Reproduce every line of the records below word for word, omitting the pictures.

--- Start of RECORD LIST ---

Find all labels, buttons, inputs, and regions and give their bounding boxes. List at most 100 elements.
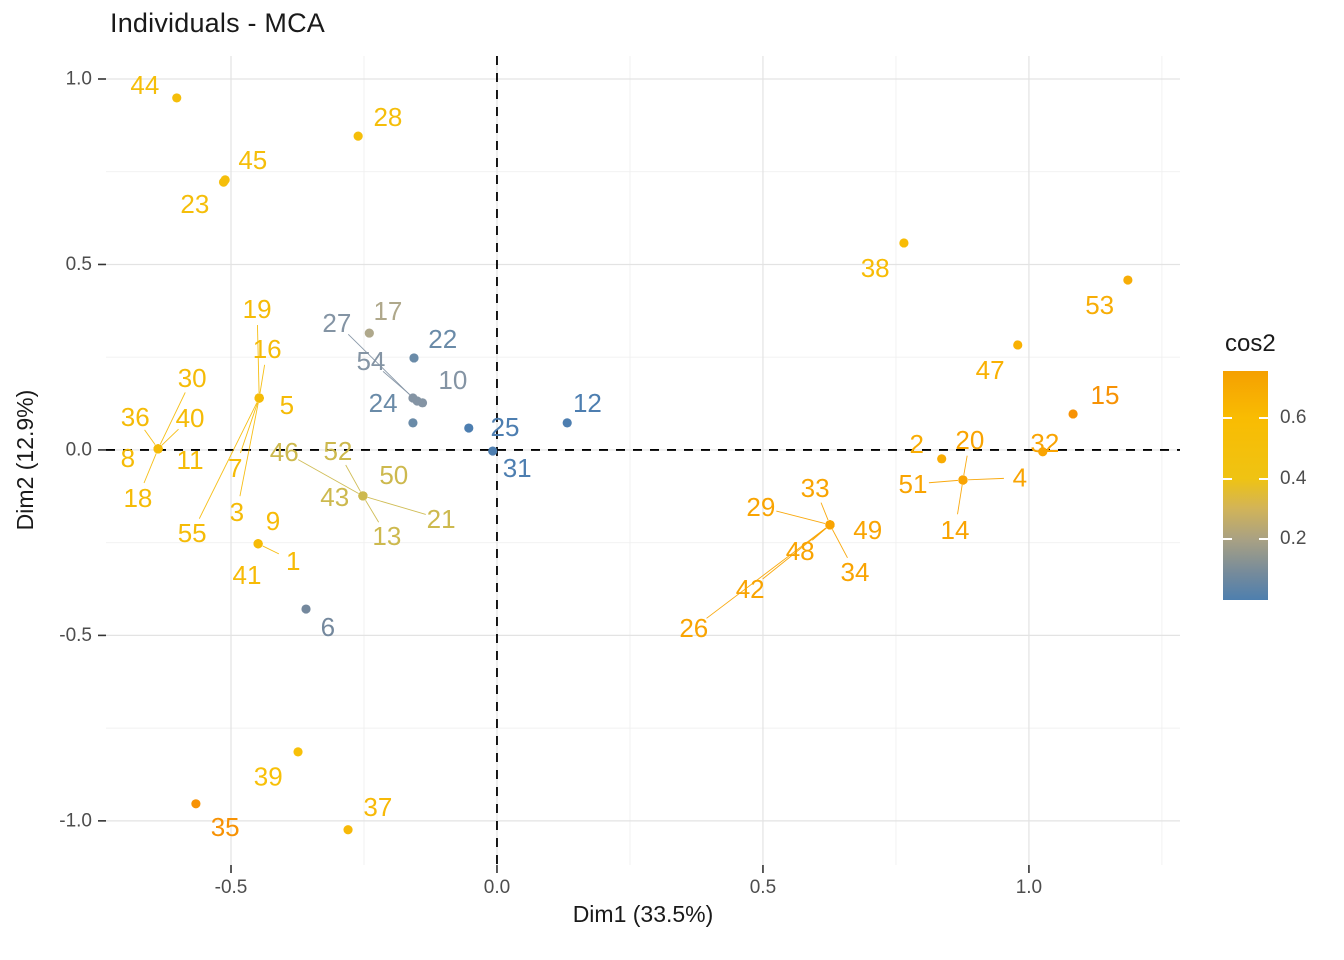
data-point-52	[358, 491, 368, 501]
data-point-label-40: 40	[176, 403, 205, 433]
data-point-label-42: 42	[736, 574, 765, 604]
label-segment-3	[239, 402, 259, 497]
data-point-15	[1068, 409, 1078, 419]
data-point-25	[464, 423, 474, 433]
label-segment-18	[143, 453, 157, 484]
data-point-label-21: 21	[427, 504, 456, 534]
label-segment-20	[963, 455, 968, 476]
data-point-2	[937, 454, 947, 464]
data-point-47	[1013, 340, 1023, 350]
data-point-label-20: 20	[955, 425, 984, 455]
data-point-label-35: 35	[211, 812, 240, 842]
data-point-label-46: 46	[270, 437, 299, 467]
label-segment-14	[957, 484, 963, 515]
legend-tick-label: 0.6	[1280, 407, 1307, 428]
data-point-31	[488, 446, 498, 456]
data-point-label-27: 27	[322, 308, 351, 338]
label-segment-16	[259, 364, 266, 394]
data-point-label-52: 52	[323, 436, 352, 466]
data-point-label-26: 26	[679, 613, 708, 643]
data-point-32	[1038, 447, 1048, 457]
data-point-51	[958, 475, 968, 485]
label-segment-1	[262, 545, 280, 555]
data-point-label-1: 1	[286, 546, 300, 576]
data-point-label-41: 41	[233, 560, 262, 590]
data-point-17	[364, 328, 374, 338]
data-point-label-43: 43	[320, 482, 349, 512]
data-point-label-29: 29	[746, 492, 775, 522]
data-point-label-31: 31	[503, 453, 532, 483]
data-point-label-39: 39	[254, 762, 283, 792]
label-segment-54	[382, 371, 414, 399]
y-tick-label: -0.5	[59, 625, 92, 646]
data-point-label-25: 25	[490, 412, 519, 442]
y-axis-title: Dim2 (12.9%)	[12, 389, 38, 531]
legend-tick-mark-right	[1259, 477, 1268, 480]
x-tick-label: -0.5	[215, 877, 248, 898]
label-segment-51	[928, 479, 959, 484]
data-point-24	[408, 418, 418, 428]
label-segment-7	[240, 402, 259, 454]
label-segment-33	[820, 502, 829, 521]
data-point-label-8: 8	[121, 443, 135, 473]
data-point-label-33: 33	[801, 473, 830, 503]
label-segment-42	[762, 527, 827, 580]
y-tick-label: 0.5	[66, 254, 92, 275]
data-point-40	[153, 444, 163, 454]
data-point-55	[254, 393, 264, 403]
y-tick-label: 1.0	[66, 68, 92, 89]
legend-tick-mark-left	[1223, 538, 1232, 541]
data-point-label-22: 22	[428, 324, 457, 354]
legend-tick-mark-left	[1223, 417, 1232, 419]
label-segment-27	[347, 333, 410, 395]
data-point-53	[1123, 275, 1133, 285]
data-point-38	[899, 238, 909, 248]
data-point-label-7: 7	[228, 453, 242, 483]
y-tick-label: 0.0	[66, 439, 92, 460]
data-point-label-51: 51	[899, 469, 928, 499]
data-point-label-32: 32	[1030, 428, 1059, 458]
data-point-label-15: 15	[1091, 380, 1120, 410]
data-point-37	[343, 825, 353, 835]
data-point-label-28: 28	[373, 102, 402, 132]
data-point-label-48: 48	[786, 536, 815, 566]
data-point-28	[353, 131, 363, 141]
label-segment-55	[198, 402, 258, 519]
data-point-label-54: 54	[356, 346, 385, 376]
data-point-41	[253, 539, 263, 549]
data-point-35	[191, 799, 201, 809]
data-point-label-10: 10	[438, 365, 467, 395]
label-segment-30	[159, 392, 186, 445]
plot-title: Individuals - MCA	[110, 8, 325, 38]
x-tick-label: 0.5	[750, 877, 776, 898]
data-point-label-17: 17	[373, 296, 402, 326]
data-point-label-45: 45	[238, 145, 267, 175]
label-segment-52	[345, 464, 361, 492]
data-point-49	[825, 520, 835, 530]
data-point-label-47: 47	[976, 355, 1005, 385]
data-point-label-24: 24	[369, 388, 398, 418]
data-point-label-50: 50	[379, 460, 408, 490]
data-point-label-13: 13	[372, 521, 401, 551]
data-point-label-19: 19	[243, 294, 272, 324]
data-point-label-34: 34	[841, 557, 870, 587]
label-segment-13	[365, 499, 380, 523]
legend-tick-mark-right	[1259, 417, 1268, 419]
data-point-label-53: 53	[1085, 290, 1114, 320]
data-point-45	[220, 175, 230, 185]
data-point-6	[301, 604, 311, 614]
data-point-label-3: 3	[230, 497, 244, 527]
x-tick-label: 1.0	[1016, 877, 1042, 898]
data-point-label-38: 38	[861, 253, 890, 283]
data-point-22	[409, 353, 419, 363]
data-point-label-30: 30	[178, 363, 207, 393]
y-tick-label: -1.0	[59, 810, 92, 831]
label-segment-40	[161, 428, 179, 446]
label-segment-19	[257, 324, 260, 394]
data-point-label-11: 11	[177, 445, 204, 475]
data-point-label-37: 37	[363, 792, 392, 822]
data-point-label-6: 6	[321, 612, 335, 642]
data-point-label-2: 2	[909, 429, 923, 459]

--- End of RECORD LIST ---

SOLUTION FOR THIS EXERCISE
Find all labels, buttons, inputs, and regions and give their bounding boxes. List at most 100 elements.
data-point-52	[358, 491, 368, 501]
data-point-label-40: 40	[176, 403, 205, 433]
data-point-label-42: 42	[736, 574, 765, 604]
label-segment-3	[239, 402, 259, 497]
data-point-15	[1068, 409, 1078, 419]
data-point-25	[464, 423, 474, 433]
label-segment-18	[143, 453, 157, 484]
data-point-label-21: 21	[427, 504, 456, 534]
label-segment-20	[963, 455, 968, 476]
data-point-2	[937, 454, 947, 464]
data-point-47	[1013, 340, 1023, 350]
data-point-label-20: 20	[955, 425, 984, 455]
data-point-label-35: 35	[211, 812, 240, 842]
data-point-label-46: 46	[270, 437, 299, 467]
label-segment-14	[957, 484, 963, 515]
legend-tick-label: 0.6	[1280, 407, 1307, 428]
data-point-31	[488, 446, 498, 456]
data-point-label-27: 27	[322, 308, 351, 338]
label-segment-16	[259, 364, 266, 394]
data-point-label-52: 52	[323, 436, 352, 466]
data-point-label-26: 26	[679, 613, 708, 643]
data-point-32	[1038, 447, 1048, 457]
data-point-51	[958, 475, 968, 485]
label-segment-1	[262, 545, 280, 555]
data-point-label-1: 1	[286, 546, 300, 576]
data-point-label-41: 41	[233, 560, 262, 590]
data-point-17	[364, 328, 374, 338]
data-point-label-43: 43	[320, 482, 349, 512]
data-point-label-29: 29	[746, 492, 775, 522]
data-point-label-31: 31	[503, 453, 532, 483]
data-point-label-39: 39	[254, 762, 283, 792]
label-segment-54	[382, 371, 414, 399]
y-tick-label: -0.5	[59, 625, 92, 646]
data-point-label-25: 25	[490, 412, 519, 442]
y-axis-title: Dim2 (12.9%)	[12, 389, 38, 531]
legend-tick-mark-right	[1259, 477, 1268, 480]
x-tick-label: -0.5	[215, 877, 248, 898]
label-segment-51	[928, 479, 959, 484]
data-point-24	[408, 418, 418, 428]
label-segment-7	[240, 402, 259, 454]
label-segment-33	[820, 502, 829, 521]
data-point-label-8: 8	[121, 443, 135, 473]
data-point-label-33: 33	[801, 473, 830, 503]
label-segment-42	[762, 527, 827, 580]
y-tick-label: 0.5	[66, 254, 92, 275]
data-point-40	[153, 444, 163, 454]
data-point-55	[254, 393, 264, 403]
y-tick-label: 1.0	[66, 68, 92, 89]
legend-tick-mark-left	[1223, 538, 1232, 541]
data-point-label-22: 22	[428, 324, 457, 354]
legend-tick-mark-left	[1223, 417, 1232, 419]
label-segment-27	[347, 333, 410, 395]
data-point-53	[1123, 275, 1133, 285]
data-point-38	[899, 238, 909, 248]
data-point-label-7: 7	[228, 453, 242, 483]
y-tick-label: 0.0	[66, 439, 92, 460]
data-point-label-51: 51	[899, 469, 928, 499]
data-point-label-32: 32	[1030, 428, 1059, 458]
data-point-label-15: 15	[1091, 380, 1120, 410]
data-point-37	[343, 825, 353, 835]
data-point-label-28: 28	[373, 102, 402, 132]
data-point-label-48: 48	[786, 536, 815, 566]
data-point-28	[353, 131, 363, 141]
label-segment-55	[198, 402, 258, 519]
data-point-label-54: 54	[356, 346, 385, 376]
data-point-41	[253, 539, 263, 549]
data-point-35	[191, 799, 201, 809]
data-point-label-10: 10	[438, 365, 467, 395]
label-segment-30	[159, 392, 186, 445]
plot-title: Individuals - MCA	[110, 8, 325, 38]
x-tick-label: 0.5	[750, 877, 776, 898]
data-point-label-17: 17	[373, 296, 402, 326]
data-point-label-45: 45	[238, 145, 267, 175]
label-segment-52	[345, 464, 361, 492]
data-point-49	[825, 520, 835, 530]
data-point-label-47: 47	[976, 355, 1005, 385]
data-point-label-24: 24	[369, 388, 398, 418]
data-point-label-50: 50	[379, 460, 408, 490]
data-point-label-13: 13	[372, 521, 401, 551]
data-point-label-19: 19	[243, 294, 272, 324]
data-point-label-34: 34	[841, 557, 870, 587]
label-segment-13	[365, 499, 380, 523]
legend-tick-mark-right	[1259, 417, 1268, 419]
data-point-label-53: 53	[1085, 290, 1114, 320]
data-point-45	[220, 175, 230, 185]
data-point-6	[301, 604, 311, 614]
data-point-label-3: 3	[230, 497, 244, 527]
x-tick-label: 1.0	[1016, 877, 1042, 898]
data-point-label-38: 38	[861, 253, 890, 283]
data-point-22	[409, 353, 419, 363]
data-point-label-30: 30	[178, 363, 207, 393]
y-tick-label: -1.0	[59, 810, 92, 831]
label-segment-40	[161, 428, 179, 446]
label-segment-19	[257, 324, 260, 394]
data-point-label-11: 11	[177, 445, 204, 475]
data-point-label-37: 37	[363, 792, 392, 822]
data-point-label-6: 6	[321, 612, 335, 642]
data-point-label-2: 2	[909, 429, 923, 459]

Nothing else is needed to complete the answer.